* START Excerpted data *
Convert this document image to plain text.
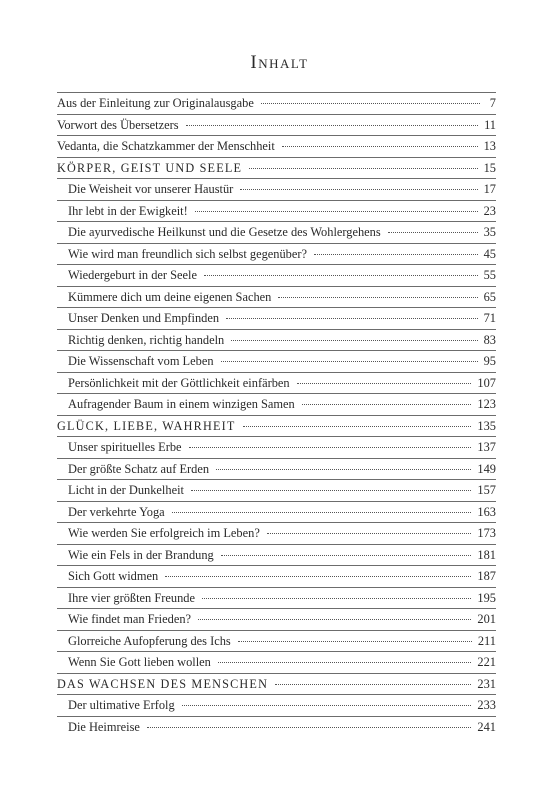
Inhalt
Aus der Einleitung zur Originalausgabe	7
Vorwort des Übersetzers	11
Vedanta, die Schatzkammer der Menschheit	13
KÖRPER, GEIST UND SEELE	15
Die Weisheit vor unserer Haustür	17
Ihr lebt in der Ewigkeit!	23
Die ayurvedische Heilkunst und die Gesetze des Wohlergehens	35
Wie wird man freundlich sich selbst gegenüber?	45
Wiedergeburt in der Seele	55
Kümmere dich um deine eigenen Sachen	65
Unser Denken und Empfinden	71
Richtig denken, richtig handeln	83
Die Wissenschaft vom Leben	95
Persönlichkeit mit der Göttlichkeit einfärben	107
Aufragender Baum in einem winzigen Samen	123
GLÜCK, LIEBE, WAHRHEIT	135
Unser spirituelles Erbe	137
Der größte Schatz auf Erden	149
Licht in der Dunkelheit	157
Der verkehrte Yoga	163
Wie werden Sie erfolgreich im Leben?	173
Wie ein Fels in der Brandung	181
Sich Gott widmen	187
Ihre vier größten Freunde	195
Wie findet man Frieden?	201
Glorreiche Aufopferung des Ichs	211
Wenn Sie Gott lieben wollen	221
DAS WACHSEN DES MENSCHEN	231
Der ultimative Erfolg	233
Die Heimreise	241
* END Excerpted data *
Problem description: The records above are to be restated exactly, without their pictures.

Response to this exercise:
Convert this document image to plain text.
Inhalt
Aus der Einleitung zur Originalausgabe	7
Vorwort des Übersetzers	11
Vedanta, die Schatzkammer der Menschheit	13
KÖRPER, GEIST UND SEELE	15
Die Weisheit vor unserer Haustür	17
Ihr lebt in der Ewigkeit!	23
Die ayurvedische Heilkunst und die Gesetze des Wohlergehens	35
Wie wird man freundlich sich selbst gegenüber?	45
Wiedergeburt in der Seele	55
Kümmere dich um deine eigenen Sachen	65
Unser Denken und Empfinden	71
Richtig denken, richtig handeln	83
Die Wissenschaft vom Leben	95
Persönlichkeit mit der Göttlichkeit einfärben	107
Aufragender Baum in einem winzigen Samen	123
GLÜCK, LIEBE, WAHRHEIT	135
Unser spirituelles Erbe	137
Der größte Schatz auf Erden	149
Licht in der Dunkelheit	157
Der verkehrte Yoga	163
Wie werden Sie erfolgreich im Leben?	173
Wie ein Fels in der Brandung	181
Sich Gott widmen	187
Ihre vier größten Freunde	195
Wie findet man Frieden?	201
Glorreiche Aufopferung des Ichs	211
Wenn Sie Gott lieben wollen	221
DAS WACHSEN DES MENSCHEN	231
Der ultimative Erfolg	233
Die Heimreise	241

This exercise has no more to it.